Short exercise 1: In the records, from the first line up to and including the line with "point — [646, 370, 655, 379]", rename "x-tick-label" to "x-axis-label" and leave every other part of those lines unchanged.

Passage:
§

Convention Deadline Looms For Hyatt Workers

A tentative agreement has been reached between the Hyatt Regency hotel at the Denver Convention Center and unionized employees. The city’s two most prominent dailies were quick to jump on the story as “putting behind months of tension over labor issues” and “potentially ending more than a year of negotiations.”

However, the tentative agreement is just that: tentative and not fully developed. Employees still do not have a full-fledged contract covering workplace issues like wages and benefits, even after the Democratic National Convention Committee named the Hyatt as official convention headquarters on Wednesday. Colorado Confidential has been covering contract negotiations between the Hyatt and labor union UNITE HERE since employees decided to join the union in September 2006.

While it’s true that employees did organize a union in September, it has taken well over a year for workers to obtain a contract, the bread and butter to what a union is, as former Denver Area Labor Federation president Leslie Moody said in a previous story:

“The contract is the core to what a union is. It’s a binding agreement between the workers and their employer that covers everything from wages and promotions and working conditions,” says Leslie Moody, president of the Denver Area Labor Federation (DALF).

Denver City Councilman Chris Nevitt (District 7), who worked in the labor community before serving on the council, sees the tentative agreement as a step in the right direction, but he points out that it is not the same as a contract.

“I’m confident that it will be consummated soon,” Nevitt says, noting that if a contract is not obtained by the convention it’s “going to be a big problem.”

UNITE HERE and the Hyatt did not return requests for further information on the tentative agreement or contract negotiations.

“We understand there’s some additional steps that need to be taken by the city, but we are confident that [Denver Mayor John Hickenlooper] will address the issue in a timely fashion because he understands how urgent it is to resolve this,” says Natalie Wyeth with the Democratic National Convention Committee, who also says that the tentative agreement was “overwhelmingly ratified by union membership last week.”

§

Exercise material:
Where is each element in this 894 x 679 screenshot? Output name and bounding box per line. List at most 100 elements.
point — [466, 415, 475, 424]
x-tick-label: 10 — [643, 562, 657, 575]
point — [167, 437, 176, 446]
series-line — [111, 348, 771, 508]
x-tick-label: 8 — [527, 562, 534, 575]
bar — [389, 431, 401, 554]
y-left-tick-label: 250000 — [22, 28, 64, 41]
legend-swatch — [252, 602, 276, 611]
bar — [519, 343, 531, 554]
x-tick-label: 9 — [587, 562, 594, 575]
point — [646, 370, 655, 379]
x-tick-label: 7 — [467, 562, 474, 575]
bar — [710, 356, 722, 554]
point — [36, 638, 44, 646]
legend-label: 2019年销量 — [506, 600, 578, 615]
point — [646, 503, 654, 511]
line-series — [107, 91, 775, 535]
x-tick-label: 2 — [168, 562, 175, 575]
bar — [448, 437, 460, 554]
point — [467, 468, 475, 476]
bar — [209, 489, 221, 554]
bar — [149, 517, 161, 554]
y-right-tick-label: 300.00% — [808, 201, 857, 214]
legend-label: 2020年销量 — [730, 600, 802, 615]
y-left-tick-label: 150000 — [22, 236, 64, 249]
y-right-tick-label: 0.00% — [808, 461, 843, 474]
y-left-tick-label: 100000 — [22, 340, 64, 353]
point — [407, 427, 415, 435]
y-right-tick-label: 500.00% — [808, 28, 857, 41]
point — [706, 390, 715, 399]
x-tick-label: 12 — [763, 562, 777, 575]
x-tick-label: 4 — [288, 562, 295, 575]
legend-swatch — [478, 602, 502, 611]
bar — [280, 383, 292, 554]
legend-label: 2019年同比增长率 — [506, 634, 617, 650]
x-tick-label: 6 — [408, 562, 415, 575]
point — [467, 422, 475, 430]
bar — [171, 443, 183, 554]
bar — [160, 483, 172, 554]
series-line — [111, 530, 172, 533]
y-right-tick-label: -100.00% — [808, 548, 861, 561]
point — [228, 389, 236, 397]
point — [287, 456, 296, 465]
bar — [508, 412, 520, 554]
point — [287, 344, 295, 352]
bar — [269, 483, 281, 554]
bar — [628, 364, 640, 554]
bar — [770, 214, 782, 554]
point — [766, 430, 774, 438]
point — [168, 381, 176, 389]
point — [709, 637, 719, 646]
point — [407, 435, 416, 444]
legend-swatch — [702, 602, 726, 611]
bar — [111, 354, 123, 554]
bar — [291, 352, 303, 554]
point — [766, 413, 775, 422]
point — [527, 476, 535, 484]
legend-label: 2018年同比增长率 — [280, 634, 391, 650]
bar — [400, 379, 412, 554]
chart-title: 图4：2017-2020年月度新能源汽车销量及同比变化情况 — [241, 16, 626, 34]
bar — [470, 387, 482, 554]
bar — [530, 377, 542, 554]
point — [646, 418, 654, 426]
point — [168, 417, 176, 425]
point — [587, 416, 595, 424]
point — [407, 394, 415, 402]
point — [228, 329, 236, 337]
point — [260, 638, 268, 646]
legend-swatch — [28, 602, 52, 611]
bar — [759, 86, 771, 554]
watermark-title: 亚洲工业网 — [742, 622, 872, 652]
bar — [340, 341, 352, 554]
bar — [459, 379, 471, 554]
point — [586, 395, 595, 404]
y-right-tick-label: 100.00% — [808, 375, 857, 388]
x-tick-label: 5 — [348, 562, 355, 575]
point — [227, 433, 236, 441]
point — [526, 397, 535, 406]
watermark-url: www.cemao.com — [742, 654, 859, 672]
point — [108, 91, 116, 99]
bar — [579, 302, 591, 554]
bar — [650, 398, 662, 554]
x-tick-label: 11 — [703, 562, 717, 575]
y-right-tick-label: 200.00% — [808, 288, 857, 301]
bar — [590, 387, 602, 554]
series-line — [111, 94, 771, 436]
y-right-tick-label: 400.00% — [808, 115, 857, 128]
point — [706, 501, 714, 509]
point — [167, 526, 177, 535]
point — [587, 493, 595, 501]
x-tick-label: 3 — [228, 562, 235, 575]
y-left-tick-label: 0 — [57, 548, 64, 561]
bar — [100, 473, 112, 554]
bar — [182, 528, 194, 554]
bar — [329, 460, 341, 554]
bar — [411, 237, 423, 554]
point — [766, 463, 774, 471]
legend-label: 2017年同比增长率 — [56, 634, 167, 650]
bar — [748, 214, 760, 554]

§

Short exercise 2: According to the article on the Hyatt workers, in what month and year did employees decide to join the union UNITE HERE?

Final result 1:
Where is each element in this 894 x 679 screenshot? Output name and bounding box per line. List at most 100 elements.
point — [466, 415, 475, 424]
x-axis-label: 10 — [643, 562, 657, 575]
point — [167, 437, 176, 446]
series-line — [111, 348, 771, 508]
x-axis-label: 8 — [527, 562, 534, 575]
bar — [389, 431, 401, 554]
y-left-tick-label: 250000 — [22, 28, 64, 41]
legend-swatch — [252, 602, 276, 611]
bar — [519, 343, 531, 554]
x-axis-label: 9 — [587, 562, 594, 575]
point — [646, 370, 655, 379]

Final result 2: September 2006